■ Selected passage
# Cnc machine recommendations



## Kschafer58 (Aug 9, 2019)

I'm planning to purchase a mid range Cnc machine. I would like to get a machine that has a 4d upgrade option. I am pretty familiar with cad and i'm already a fairly avid woodworker so I'm familiar with the bits and such. What Cnc machine and software would you recommend (not to exceed $6,000) that can do some fairly complex carving. I would like to have a 2 foot by three foot cutting area, I would like a machine that has a future 4d upgrade option. Also what software would you recommend. I have done a little research on the stinger and the axiom… any advise or recommendations would be appreciated.


----------



## JohnMcClure (Aug 24, 2016)

I bought the Axiom and love it. But I do profile cutouts, not complex carving. I think it would come down to software, not the machine, if I wanted more performance there. The machine itself is extremely accurate and repeatable. Never once "locked up".


----------



## therealSteveN (Oct 29, 2016)

Instead of focusing on a machine brand. I would focus on the software packaged with it, and can you use the software as a free trial. Software kept me from buying a CNC, well that and I found an owner who does my work for peanuts. But the software was/is a very well known one. My problem is it was British, and the girls voice on all of the simulations was totally NOT understandable to me. I think they Brits call it Trash Cockney. Technically it is English, just not any like I grew up hearing. Couldn't understand a word of it.


----------

■ Data rows
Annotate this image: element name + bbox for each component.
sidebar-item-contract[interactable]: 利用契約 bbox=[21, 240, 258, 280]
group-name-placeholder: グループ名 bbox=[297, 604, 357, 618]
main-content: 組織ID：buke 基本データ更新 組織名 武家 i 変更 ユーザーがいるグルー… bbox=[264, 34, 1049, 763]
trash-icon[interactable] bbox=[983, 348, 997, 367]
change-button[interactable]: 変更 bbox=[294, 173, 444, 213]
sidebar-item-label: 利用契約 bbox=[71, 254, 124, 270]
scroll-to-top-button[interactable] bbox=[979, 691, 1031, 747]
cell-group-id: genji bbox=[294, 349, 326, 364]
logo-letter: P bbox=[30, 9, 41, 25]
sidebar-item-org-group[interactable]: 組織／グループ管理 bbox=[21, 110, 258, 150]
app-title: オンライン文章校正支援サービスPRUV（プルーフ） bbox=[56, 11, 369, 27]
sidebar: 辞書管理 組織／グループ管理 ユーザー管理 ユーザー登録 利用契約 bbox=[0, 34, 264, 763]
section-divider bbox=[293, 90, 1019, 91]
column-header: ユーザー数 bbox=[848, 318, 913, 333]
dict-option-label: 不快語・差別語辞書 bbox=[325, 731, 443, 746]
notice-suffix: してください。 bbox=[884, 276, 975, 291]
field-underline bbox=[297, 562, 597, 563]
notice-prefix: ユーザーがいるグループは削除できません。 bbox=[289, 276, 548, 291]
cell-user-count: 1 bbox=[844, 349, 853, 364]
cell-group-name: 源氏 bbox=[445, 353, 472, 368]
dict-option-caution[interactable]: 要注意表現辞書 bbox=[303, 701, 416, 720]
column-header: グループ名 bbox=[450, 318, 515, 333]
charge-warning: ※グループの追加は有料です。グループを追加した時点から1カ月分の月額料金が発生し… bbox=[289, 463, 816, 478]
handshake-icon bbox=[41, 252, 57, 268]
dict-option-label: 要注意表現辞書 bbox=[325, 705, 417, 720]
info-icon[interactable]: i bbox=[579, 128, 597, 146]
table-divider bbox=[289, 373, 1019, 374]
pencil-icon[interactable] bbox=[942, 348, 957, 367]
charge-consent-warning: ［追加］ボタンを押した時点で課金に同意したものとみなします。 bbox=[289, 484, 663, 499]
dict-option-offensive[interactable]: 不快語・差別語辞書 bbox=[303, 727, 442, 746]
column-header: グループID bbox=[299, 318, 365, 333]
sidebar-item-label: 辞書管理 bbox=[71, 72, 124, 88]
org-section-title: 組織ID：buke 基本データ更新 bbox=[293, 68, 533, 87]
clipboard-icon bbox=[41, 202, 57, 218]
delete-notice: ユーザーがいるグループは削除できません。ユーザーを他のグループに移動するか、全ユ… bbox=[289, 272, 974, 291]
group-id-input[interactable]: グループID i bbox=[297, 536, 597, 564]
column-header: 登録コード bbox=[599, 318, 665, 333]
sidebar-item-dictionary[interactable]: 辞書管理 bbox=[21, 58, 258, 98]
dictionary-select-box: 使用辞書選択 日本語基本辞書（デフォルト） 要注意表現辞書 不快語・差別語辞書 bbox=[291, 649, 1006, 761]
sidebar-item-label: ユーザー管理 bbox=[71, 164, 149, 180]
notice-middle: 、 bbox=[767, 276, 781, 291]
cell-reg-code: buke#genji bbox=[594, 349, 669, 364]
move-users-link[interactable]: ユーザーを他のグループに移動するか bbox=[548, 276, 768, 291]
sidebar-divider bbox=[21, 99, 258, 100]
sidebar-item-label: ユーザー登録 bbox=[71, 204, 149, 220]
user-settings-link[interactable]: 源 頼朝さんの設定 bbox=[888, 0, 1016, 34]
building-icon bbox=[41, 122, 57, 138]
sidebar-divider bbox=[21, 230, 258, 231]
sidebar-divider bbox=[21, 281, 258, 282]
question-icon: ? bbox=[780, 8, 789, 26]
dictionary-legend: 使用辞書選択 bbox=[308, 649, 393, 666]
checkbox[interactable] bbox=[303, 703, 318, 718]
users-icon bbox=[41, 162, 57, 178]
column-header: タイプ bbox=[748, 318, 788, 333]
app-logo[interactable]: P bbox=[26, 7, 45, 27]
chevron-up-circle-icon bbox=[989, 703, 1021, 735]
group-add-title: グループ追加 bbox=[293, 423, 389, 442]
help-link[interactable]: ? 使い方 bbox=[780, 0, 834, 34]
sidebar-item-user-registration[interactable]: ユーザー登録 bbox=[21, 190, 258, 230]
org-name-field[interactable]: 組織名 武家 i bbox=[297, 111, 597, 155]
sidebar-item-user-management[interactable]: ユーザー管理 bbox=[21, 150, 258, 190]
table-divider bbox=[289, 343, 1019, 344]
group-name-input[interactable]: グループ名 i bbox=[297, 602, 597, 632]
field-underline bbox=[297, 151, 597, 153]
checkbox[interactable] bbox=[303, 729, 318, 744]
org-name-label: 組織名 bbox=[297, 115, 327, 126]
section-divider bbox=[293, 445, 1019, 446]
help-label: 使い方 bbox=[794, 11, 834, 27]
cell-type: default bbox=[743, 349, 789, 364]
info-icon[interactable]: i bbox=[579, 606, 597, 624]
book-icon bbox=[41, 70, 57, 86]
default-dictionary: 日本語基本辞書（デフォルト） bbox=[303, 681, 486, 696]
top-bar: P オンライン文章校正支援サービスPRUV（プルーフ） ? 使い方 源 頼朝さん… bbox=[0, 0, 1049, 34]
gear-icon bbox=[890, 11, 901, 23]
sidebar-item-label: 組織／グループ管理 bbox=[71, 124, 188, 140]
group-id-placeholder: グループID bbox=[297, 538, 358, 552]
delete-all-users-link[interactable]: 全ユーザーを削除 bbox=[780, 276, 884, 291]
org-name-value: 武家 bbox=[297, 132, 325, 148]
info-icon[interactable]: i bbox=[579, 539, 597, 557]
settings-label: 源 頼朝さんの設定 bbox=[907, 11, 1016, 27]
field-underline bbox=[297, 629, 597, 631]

...

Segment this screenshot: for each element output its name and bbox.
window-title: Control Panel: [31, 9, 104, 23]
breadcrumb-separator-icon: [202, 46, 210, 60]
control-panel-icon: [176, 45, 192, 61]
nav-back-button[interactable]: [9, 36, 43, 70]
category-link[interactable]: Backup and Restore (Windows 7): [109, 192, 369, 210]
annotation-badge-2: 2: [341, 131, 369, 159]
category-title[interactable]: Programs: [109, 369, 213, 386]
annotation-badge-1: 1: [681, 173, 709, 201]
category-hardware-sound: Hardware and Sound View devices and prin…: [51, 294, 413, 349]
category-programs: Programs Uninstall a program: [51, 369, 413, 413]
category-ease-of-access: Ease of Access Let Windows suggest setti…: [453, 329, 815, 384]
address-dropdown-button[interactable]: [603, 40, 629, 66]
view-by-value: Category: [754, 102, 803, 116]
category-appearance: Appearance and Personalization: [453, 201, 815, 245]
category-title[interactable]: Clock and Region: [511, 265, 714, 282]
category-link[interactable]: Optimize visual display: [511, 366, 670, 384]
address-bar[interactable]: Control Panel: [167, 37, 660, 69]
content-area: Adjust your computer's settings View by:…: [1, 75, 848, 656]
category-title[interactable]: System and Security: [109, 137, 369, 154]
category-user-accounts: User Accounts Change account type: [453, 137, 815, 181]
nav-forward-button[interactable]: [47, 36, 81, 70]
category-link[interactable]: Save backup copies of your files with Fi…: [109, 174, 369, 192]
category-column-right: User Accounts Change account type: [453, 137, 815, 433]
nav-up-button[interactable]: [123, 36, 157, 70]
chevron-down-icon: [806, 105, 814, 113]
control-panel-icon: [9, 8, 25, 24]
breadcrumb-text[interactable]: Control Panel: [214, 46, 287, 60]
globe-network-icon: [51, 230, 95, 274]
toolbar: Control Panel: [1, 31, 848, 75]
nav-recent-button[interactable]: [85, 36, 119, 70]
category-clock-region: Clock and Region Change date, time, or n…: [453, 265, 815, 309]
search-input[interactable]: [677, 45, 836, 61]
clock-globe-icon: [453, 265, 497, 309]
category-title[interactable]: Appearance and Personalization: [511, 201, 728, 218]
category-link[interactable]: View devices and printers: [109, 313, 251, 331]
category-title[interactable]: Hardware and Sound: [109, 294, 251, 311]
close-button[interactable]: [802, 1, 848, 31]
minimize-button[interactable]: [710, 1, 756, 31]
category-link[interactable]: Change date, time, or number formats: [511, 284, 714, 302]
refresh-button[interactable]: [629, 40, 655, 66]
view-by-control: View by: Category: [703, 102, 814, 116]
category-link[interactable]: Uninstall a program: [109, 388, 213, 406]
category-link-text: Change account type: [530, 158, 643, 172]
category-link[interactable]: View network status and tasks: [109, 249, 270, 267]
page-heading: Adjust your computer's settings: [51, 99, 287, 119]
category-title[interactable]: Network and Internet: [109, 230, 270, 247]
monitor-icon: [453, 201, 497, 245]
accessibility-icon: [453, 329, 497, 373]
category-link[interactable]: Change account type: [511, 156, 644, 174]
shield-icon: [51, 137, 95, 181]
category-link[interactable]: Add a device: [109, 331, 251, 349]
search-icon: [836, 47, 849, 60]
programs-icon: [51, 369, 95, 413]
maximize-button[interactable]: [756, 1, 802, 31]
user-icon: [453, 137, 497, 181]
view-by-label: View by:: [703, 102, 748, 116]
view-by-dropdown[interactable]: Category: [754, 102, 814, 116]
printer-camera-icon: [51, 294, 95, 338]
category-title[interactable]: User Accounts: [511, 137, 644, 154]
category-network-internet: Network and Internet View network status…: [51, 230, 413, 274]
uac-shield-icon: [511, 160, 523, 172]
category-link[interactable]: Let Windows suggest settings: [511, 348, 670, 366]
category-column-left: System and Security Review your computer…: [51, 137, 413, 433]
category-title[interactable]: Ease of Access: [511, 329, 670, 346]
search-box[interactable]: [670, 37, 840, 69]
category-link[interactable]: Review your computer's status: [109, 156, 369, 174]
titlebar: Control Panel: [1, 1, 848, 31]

■ Work instructions
Repeat the forum thread on CNC machine recommendations in full, word for word.

■ Problem solution
# Cnc machine recommendations



## Kschafer58 (Aug 9, 2019)

I'm planning to purchase a mid range Cnc machine. I would like to get a machine that has a 4d upgrade option. I am pretty familiar with cad and i'm already a fairly avid woodworker so I'm familiar with the bits and such. What Cnc machine and software would you recommend (not to exceed $6,000) that can do some fairly complex carving. I would like to have a 2 foot by three foot cutting area, I would like a machine that has a future 4d upgrade option. Also what software would you recommend. I have done a little research on the stinger and the axiom… any advise or recommendations would be appreciated.


----------



## JohnMcClure (Aug 24, 2016)

I bought the Axiom and love it. But I do profile cutouts, not complex carving. I think it would come down to software, not the machine, if I wanted more performance there. The machine itself is extremely accurate and repeatable. Never once "locked up".


----------



## therealSteveN (Oct 29, 2016)

Instead of focusing on a machine brand. I would focus on the software packaged with it, and can you use the software as a free trial. Software kept me from buying a CNC, well that and I found an owner who does my work for peanuts. But the software was/is a very well known one. My problem is it was British, and the girls voice on all of the simulations was totally NOT understandable to me. I think they Brits call it Trash Cockney. Technically it is English, just not any like I grew up hearing. Couldn't understand a word of it.


----------